__AIM__:
Give the data below again, word for word.

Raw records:

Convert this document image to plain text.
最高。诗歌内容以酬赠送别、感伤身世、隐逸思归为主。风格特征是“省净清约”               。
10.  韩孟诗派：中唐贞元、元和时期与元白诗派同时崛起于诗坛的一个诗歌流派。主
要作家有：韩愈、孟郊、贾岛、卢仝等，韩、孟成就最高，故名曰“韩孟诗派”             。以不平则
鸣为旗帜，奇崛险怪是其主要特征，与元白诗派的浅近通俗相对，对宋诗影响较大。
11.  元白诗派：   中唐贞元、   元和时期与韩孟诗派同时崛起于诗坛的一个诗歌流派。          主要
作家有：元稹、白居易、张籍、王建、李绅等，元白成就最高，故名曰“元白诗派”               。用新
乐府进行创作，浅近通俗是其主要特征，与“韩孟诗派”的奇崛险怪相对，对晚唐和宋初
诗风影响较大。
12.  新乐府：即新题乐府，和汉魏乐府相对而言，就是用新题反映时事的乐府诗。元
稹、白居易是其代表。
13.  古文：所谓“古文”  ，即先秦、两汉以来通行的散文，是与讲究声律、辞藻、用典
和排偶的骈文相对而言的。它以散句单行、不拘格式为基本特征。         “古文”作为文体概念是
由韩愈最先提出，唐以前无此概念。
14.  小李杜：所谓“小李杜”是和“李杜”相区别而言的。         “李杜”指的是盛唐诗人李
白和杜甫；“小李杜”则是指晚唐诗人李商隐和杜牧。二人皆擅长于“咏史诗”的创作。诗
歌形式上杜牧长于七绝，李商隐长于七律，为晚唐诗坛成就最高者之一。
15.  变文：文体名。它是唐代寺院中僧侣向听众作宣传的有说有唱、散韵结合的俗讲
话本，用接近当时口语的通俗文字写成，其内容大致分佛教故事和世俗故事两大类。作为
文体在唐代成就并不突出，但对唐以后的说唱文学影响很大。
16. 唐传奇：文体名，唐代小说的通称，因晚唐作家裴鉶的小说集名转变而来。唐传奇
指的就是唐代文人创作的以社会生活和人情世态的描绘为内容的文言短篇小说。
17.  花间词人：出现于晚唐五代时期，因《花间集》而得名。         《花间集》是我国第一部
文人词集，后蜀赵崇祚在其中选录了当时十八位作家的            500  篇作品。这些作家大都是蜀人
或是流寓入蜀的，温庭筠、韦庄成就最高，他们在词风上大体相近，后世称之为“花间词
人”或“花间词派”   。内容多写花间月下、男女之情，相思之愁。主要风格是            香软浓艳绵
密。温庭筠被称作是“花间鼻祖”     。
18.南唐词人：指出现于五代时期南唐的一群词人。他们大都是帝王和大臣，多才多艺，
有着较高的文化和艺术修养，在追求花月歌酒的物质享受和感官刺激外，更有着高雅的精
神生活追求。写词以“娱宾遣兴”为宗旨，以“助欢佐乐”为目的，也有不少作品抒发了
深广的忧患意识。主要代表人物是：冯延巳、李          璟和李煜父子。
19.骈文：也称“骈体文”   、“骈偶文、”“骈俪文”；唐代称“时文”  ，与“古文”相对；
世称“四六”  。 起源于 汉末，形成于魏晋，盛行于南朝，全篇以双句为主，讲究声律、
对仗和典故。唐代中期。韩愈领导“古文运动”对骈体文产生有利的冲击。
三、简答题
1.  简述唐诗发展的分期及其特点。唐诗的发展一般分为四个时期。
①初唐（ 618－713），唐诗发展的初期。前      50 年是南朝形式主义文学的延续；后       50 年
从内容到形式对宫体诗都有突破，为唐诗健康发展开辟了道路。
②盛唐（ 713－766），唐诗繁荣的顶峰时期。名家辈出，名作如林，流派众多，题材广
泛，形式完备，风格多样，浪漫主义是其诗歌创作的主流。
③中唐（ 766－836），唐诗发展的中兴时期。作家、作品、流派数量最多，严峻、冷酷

__RESPONSE BELOW__:
Convert this document image to plain text.
最高。诗歌内容以酬赠送别、感伤身世、隐逸思归为主。风格特征是“省净清约”               。
10.  韩孟诗派：中唐贞元、元和时期与元白诗派同时崛起于诗坛的一个诗歌流派。主
要作家有：韩愈、孟郊、贾岛、卢仝等，韩、孟成就最高，故名曰“韩孟诗派”             。以不平则
鸣为旗帜，奇崛险怪是其主要特征，与元白诗派的浅近通俗相对，对宋诗影响较大。
11.  元白诗派：   中唐贞元、   元和时期与韩孟诗派同时崛起于诗坛的一个诗歌流派。          主要
作家有：元稹、白居易、张籍、王建、李绅等，元白成就最高，故名曰“元白诗派”               。用新
乐府进行创作，浅近通俗是其主要特征，与“韩孟诗派”的奇崛险怪相对，对晚唐和宋初
诗风影响较大。
12.  新乐府：即新题乐府，和汉魏乐府相对而言，就是用新题反映时事的乐府诗。元
稹、白居易是其代表。
13.  古文：所谓“古文”  ，即先秦、两汉以来通行的散文，是与讲究声律、辞藻、用典
和排偶的骈文相对而言的。它以散句单行、不拘格式为基本特征。         “古文”作为文体概念是
由韩愈最先提出，唐以前无此概念。
14.  小李杜：所谓“小李杜”是和“李杜”相区别而言的。         “李杜”指的是盛唐诗人李
白和杜甫；“小李杜”则是指晚唐诗人李商隐和杜牧。二人皆擅长于“咏史诗”的创作。诗
歌形式上杜牧长于七绝，李商隐长于七律，为晚唐诗坛成就最高者之一。
15.  变文：文体名。它是唐代寺院中僧侣向听众作宣传的有说有唱、散韵结合的俗讲
话本，用接近当时口语的通俗文字写成，其内容大致分佛教故事和世俗故事两大类。作为
文体在唐代成就并不突出，但对唐以后的说唱文学影响很大。
16. 唐传奇：文体名，唐代小说的通称，因晚唐作家裴鉶的小说集名转变而来。唐传奇
指的就是唐代文人创作的以社会生活和人情世态的描绘为内容的文言短篇小说。
17.  花间词人：出现于晚唐五代时期，因《花间集》而得名。         《花间集》是我国第一部
文人词集，后蜀赵崇祚在其中选录了当时十八位作家的            500  篇作品。这些作家大都是蜀人
或是流寓入蜀的，温庭筠、韦庄成就最高，他们在词风上大体相近，后世称之为“花间词
人”或“花间词派”   。内容多写花间月下、男女之情，相思之愁。主要风格是            香软浓艳绵
密。温庭筠被称作是“花间鼻祖”     。
18.南唐词人：指出现于五代时期南唐的一群词人。他们大都是帝王和大臣，多才多艺，
有着较高的文化和艺术修养，在追求花月歌酒的物质享受和感官刺激外，更有着高雅的精
神生活追求。写词以“娱宾遣兴”为宗旨，以“助欢佐乐”为目的，也有不少作品抒发了
深广的忧患意识。主要代表人物是：冯延巳、李          璟和李煜父子。
19.骈文：也称“骈体文”   、“骈偶文、”“骈俪文”；唐代称“时文”  ，与“古文”相对；
世称“四六”  。 起源于 汉末，形成于魏晋，盛行于南朝，全篇以双句为主，讲究声律、
对仗和典故。唐代中期。韩愈领导“古文运动”对骈体文产生有利的冲击。
三、简答题
1.  简述唐诗发展的分期及其特点。唐诗的发展一般分为四个时期。
①初唐（ 618－713），唐诗发展的初期。前      50 年是南朝形式主义文学的延续；后       50 年
从内容到形式对宫体诗都有突破，为唐诗健康发展开辟了道路。
②盛唐（ 713－766），唐诗繁荣的顶峰时期。名家辈出，名作如林，流派众多，题材广
泛，形式完备，风格多样，浪漫主义是其诗歌创作的主流。
③中唐（ 766－836），唐诗发展的中兴时期。作家、作品、流派数量最多，严峻、冷酷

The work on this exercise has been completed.